**Aim of the task**.
Below is a block of records; return all of them exactly, but without the images.

**Material provided**.
───
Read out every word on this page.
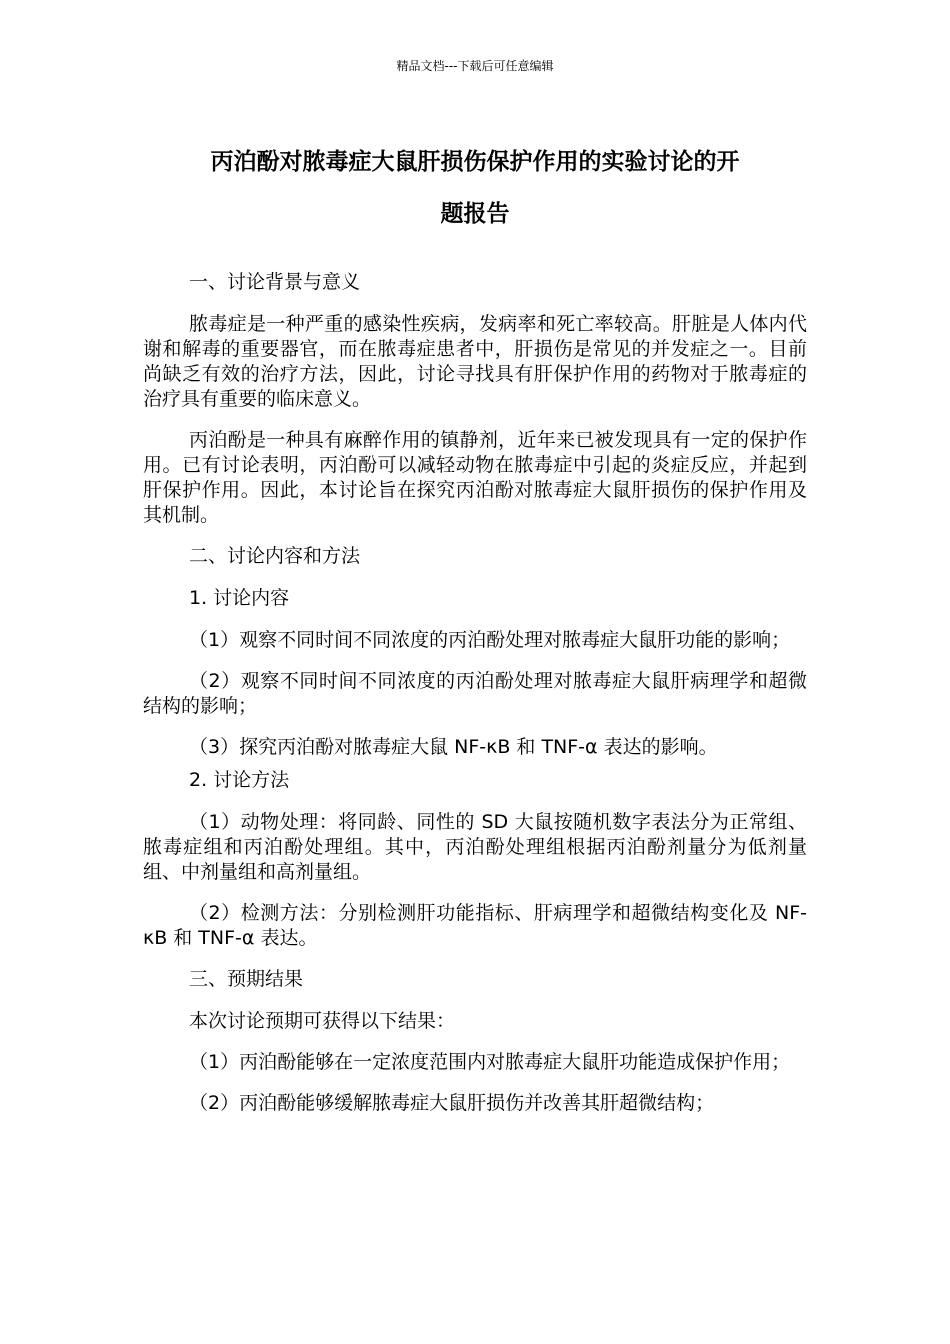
精品文档---下载后可任意编辑
丙泊酚对脓毒症大鼠肝损伤保护作用的实验讨论的开
题报告

一、讨论背景与意义

脓毒症是一种严重的感染性疾病，发病率和死亡率较高。肝脏是人体内代谢和解毒的重要器官，而在脓毒症患者中，肝损伤是常见的并发症之一。目前尚缺乏有效的治疗方法，因此，讨论寻找具有肝保护作用的药物对于脓毒症的治疗具有重要的临床意义。

丙泊酚是一种具有麻醉作用的镇静剂，近年来已被发现具有一定的保护作用。已有讨论表明，丙泊酚可以减轻动物在脓毒症中引起的炎症反应，并起到肝保护作用。因此，本讨论旨在探究丙泊酚对脓毒症大鼠肝损伤的保护作用及其机制。

二、讨论内容和方法

1. 讨论内容

（1）观察不同时间不同浓度的丙泊酚处理对脓毒症大鼠肝功能的影响；

（2）观察不同时间不同浓度的丙泊酚处理对脓毒症大鼠肝病理学和超微结构的影响；

（3）探究丙泊酚对脓毒症大鼠 NF-κB 和 TNF-α 表达的影响。

2. 讨论方法

（1）动物处理：将同龄、同性的 SD 大鼠按随机数字表法分为正常组、脓毒症组和丙泊酚处理组。其中，丙泊酚处理组根据丙泊酚剂量分为低剂量组、中剂量组和高剂量组。

（2）检测方法：分别检测肝功能指标、肝病理学和超微结构变化及 NF-κB 和 TNF-α 表达。

三、预期结果

本次讨论预期可获得以下结果：

（1）丙泊酚能够在一定浓度范围内对脓毒症大鼠肝功能造成保护作用；

（2）丙泊酚能够缓解脓毒症大鼠肝损伤并改善其肝超微结构；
───
**Solution for this problem**.
Read out every word on this page.
精品文档---下载后可任意编辑
丙泊酚对脓毒症大鼠肝损伤保护作用的实验讨论的开
题报告

一、讨论背景与意义

脓毒症是一种严重的感染性疾病，发病率和死亡率较高。肝脏是人体内代谢和解毒的重要器官，而在脓毒症患者中，肝损伤是常见的并发症之一。目前尚缺乏有效的治疗方法，因此，讨论寻找具有肝保护作用的药物对于脓毒症的治疗具有重要的临床意义。

丙泊酚是一种具有麻醉作用的镇静剂，近年来已被发现具有一定的保护作用。已有讨论表明，丙泊酚可以减轻动物在脓毒症中引起的炎症反应，并起到肝保护作用。因此，本讨论旨在探究丙泊酚对脓毒症大鼠肝损伤的保护作用及其机制。

二、讨论内容和方法

1. 讨论内容

（1）观察不同时间不同浓度的丙泊酚处理对脓毒症大鼠肝功能的影响；

（2）观察不同时间不同浓度的丙泊酚处理对脓毒症大鼠肝病理学和超微结构的影响；

（3）探究丙泊酚对脓毒症大鼠 NF-κB 和 TNF-α 表达的影响。

2. 讨论方法

（1）动物处理：将同龄、同性的 SD 大鼠按随机数字表法分为正常组、脓毒症组和丙泊酚处理组。其中，丙泊酚处理组根据丙泊酚剂量分为低剂量组、中剂量组和高剂量组。

（2）检测方法：分别检测肝功能指标、肝病理学和超微结构变化及 NF-κB 和 TNF-α 表达。

三、预期结果

本次讨论预期可获得以下结果：

（1）丙泊酚能够在一定浓度范围内对脓毒症大鼠肝功能造成保护作用；

（2）丙泊酚能够缓解脓毒症大鼠肝损伤并改善其肝超微结构；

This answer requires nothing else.